■ What the task requires ■
Copy each line that contains the word "Perantara".

■ Stored records ■
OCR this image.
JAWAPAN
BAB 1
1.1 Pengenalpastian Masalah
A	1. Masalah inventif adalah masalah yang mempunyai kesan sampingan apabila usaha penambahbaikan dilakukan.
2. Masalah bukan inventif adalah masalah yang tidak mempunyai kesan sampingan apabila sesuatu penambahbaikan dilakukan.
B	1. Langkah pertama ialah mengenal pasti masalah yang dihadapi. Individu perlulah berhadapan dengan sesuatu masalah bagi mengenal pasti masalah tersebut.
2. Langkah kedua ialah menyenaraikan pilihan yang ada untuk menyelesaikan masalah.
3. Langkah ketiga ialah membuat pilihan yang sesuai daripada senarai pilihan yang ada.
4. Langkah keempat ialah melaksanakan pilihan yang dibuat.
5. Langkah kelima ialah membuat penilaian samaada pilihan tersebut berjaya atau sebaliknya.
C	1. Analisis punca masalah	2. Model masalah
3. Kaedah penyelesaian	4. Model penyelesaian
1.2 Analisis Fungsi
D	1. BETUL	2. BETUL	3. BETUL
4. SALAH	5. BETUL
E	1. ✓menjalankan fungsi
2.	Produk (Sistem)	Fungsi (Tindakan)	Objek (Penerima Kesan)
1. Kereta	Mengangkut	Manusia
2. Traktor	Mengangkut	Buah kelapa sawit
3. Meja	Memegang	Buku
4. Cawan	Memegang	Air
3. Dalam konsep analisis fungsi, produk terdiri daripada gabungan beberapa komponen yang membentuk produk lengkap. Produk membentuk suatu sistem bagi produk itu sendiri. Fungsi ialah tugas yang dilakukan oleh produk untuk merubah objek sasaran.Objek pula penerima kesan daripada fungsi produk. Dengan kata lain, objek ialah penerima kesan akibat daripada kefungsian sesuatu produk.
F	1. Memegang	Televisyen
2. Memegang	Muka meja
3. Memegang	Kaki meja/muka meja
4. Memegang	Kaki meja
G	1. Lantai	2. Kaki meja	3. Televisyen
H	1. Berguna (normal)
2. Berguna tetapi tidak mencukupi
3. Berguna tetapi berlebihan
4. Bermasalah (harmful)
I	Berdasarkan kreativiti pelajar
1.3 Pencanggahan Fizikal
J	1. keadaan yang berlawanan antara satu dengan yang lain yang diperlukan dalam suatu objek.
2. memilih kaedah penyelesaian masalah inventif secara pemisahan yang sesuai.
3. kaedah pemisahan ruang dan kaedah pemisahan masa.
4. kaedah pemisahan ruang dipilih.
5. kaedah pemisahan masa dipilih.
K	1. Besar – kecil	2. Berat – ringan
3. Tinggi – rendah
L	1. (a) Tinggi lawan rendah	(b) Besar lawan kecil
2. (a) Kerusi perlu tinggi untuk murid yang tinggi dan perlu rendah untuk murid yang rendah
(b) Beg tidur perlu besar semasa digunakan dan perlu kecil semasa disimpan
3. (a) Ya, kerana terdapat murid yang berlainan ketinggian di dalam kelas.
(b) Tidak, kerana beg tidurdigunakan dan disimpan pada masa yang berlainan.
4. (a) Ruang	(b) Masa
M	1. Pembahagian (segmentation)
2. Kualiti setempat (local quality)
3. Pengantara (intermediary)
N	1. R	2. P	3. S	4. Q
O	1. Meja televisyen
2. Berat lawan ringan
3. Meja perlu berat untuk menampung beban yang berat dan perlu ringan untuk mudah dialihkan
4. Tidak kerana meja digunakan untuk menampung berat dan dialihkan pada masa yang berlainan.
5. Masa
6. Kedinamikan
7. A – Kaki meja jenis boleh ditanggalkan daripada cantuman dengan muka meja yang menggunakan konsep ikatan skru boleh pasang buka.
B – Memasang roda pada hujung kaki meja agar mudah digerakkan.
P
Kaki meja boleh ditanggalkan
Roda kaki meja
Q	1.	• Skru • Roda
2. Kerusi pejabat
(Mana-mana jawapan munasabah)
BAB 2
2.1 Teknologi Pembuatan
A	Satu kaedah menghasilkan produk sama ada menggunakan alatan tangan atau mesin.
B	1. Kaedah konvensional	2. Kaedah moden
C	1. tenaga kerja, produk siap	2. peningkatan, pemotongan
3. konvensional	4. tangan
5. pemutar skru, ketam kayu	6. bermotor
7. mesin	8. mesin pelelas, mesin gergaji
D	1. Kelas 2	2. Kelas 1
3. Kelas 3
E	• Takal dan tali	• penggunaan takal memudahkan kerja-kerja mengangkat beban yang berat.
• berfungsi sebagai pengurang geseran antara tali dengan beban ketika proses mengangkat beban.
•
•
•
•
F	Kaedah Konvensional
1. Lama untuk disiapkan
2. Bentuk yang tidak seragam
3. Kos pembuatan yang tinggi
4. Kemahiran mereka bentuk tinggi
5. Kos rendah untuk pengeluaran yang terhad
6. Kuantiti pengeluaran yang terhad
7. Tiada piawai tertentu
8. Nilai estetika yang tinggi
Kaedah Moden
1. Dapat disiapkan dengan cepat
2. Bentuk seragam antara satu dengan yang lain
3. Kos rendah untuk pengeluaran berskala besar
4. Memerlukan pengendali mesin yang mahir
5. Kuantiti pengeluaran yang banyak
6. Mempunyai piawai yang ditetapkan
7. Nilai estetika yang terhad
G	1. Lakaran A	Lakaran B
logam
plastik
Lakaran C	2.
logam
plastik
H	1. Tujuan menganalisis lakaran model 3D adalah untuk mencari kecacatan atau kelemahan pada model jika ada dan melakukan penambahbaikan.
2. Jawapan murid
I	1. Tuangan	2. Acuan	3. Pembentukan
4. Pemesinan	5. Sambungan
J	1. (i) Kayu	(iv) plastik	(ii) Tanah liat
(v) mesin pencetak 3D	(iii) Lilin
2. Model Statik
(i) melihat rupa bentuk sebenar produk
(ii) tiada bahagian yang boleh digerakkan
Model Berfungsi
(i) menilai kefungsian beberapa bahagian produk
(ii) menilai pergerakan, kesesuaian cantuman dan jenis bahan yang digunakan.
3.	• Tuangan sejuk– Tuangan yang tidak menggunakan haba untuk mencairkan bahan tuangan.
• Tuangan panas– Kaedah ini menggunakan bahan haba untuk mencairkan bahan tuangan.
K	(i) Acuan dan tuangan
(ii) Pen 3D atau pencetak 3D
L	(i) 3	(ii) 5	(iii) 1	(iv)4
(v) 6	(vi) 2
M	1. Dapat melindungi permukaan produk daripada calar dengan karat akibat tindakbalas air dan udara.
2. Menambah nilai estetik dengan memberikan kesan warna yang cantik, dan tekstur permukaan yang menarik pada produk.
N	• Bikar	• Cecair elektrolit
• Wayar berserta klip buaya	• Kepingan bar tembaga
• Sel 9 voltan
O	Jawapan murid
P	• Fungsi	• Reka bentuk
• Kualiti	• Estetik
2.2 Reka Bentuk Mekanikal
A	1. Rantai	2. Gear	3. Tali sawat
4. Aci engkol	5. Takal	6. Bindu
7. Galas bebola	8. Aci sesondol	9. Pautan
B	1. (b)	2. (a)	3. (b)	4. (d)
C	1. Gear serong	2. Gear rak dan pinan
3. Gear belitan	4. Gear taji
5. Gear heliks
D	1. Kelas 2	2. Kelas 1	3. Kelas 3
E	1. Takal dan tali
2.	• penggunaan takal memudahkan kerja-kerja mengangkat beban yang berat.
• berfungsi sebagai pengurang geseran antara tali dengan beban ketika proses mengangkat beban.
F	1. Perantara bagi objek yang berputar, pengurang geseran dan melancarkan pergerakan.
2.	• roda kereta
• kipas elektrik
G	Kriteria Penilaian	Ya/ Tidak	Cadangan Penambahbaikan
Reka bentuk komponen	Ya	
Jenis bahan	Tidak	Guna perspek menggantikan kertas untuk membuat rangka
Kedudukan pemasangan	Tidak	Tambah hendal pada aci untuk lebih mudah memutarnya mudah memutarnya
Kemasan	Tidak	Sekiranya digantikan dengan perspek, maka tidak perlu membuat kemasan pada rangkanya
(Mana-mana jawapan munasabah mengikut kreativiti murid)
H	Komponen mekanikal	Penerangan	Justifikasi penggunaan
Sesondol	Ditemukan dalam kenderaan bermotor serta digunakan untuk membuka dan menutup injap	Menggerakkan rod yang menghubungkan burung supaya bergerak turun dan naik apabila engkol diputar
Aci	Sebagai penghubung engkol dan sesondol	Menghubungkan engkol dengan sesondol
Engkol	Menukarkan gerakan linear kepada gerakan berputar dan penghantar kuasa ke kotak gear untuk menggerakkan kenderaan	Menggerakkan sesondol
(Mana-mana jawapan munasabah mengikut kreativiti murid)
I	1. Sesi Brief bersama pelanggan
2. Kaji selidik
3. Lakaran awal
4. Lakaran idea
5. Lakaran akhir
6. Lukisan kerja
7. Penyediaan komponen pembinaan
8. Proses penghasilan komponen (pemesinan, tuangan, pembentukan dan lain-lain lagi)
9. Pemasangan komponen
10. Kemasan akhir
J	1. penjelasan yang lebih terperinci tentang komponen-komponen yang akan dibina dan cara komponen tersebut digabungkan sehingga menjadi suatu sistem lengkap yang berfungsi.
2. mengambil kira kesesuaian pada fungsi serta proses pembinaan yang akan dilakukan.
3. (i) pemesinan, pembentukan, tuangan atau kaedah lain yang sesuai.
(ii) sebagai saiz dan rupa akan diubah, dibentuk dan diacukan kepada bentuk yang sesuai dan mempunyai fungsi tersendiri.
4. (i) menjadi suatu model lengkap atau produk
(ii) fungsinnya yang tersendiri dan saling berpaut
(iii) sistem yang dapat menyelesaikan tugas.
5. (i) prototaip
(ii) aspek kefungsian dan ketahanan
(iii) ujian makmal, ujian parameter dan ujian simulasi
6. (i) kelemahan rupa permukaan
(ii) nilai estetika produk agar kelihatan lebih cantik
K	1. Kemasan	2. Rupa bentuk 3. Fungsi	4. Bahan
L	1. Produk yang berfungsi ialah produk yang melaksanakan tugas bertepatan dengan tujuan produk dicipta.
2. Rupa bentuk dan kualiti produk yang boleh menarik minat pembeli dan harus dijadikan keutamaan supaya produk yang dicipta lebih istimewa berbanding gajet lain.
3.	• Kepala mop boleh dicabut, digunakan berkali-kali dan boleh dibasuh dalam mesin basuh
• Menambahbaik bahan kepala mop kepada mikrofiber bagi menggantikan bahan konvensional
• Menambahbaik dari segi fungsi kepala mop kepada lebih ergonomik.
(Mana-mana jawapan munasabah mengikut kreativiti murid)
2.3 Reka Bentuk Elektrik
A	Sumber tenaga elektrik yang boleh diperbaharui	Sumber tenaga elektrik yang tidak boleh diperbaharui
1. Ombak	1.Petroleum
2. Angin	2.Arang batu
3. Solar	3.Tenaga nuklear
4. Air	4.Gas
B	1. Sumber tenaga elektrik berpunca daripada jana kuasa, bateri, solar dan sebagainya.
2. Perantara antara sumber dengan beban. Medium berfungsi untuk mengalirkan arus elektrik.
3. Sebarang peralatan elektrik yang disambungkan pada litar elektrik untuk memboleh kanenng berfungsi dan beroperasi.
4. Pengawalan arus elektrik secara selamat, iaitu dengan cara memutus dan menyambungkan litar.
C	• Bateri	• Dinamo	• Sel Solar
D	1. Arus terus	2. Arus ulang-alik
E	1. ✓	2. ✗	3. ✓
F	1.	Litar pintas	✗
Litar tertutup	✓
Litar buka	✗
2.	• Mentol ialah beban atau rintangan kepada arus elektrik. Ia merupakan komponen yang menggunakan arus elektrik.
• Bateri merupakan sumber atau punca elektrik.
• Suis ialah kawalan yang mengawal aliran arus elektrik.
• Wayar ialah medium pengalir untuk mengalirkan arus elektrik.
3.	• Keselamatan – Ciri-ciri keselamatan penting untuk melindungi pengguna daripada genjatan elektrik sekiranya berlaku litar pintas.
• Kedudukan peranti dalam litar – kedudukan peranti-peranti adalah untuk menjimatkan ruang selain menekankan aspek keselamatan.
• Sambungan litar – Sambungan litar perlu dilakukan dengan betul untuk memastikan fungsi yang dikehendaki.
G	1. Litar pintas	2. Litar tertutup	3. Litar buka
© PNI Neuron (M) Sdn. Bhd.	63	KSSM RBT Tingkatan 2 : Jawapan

■ Answer to the problem ■
F	1. Perantara bagi objek yang berputar, pengurang geseran dan melancarkan pergerakan.
2. Perantara antara sumber dengan beban. Medium berfungsi untuk mengalirkan arus elektrik.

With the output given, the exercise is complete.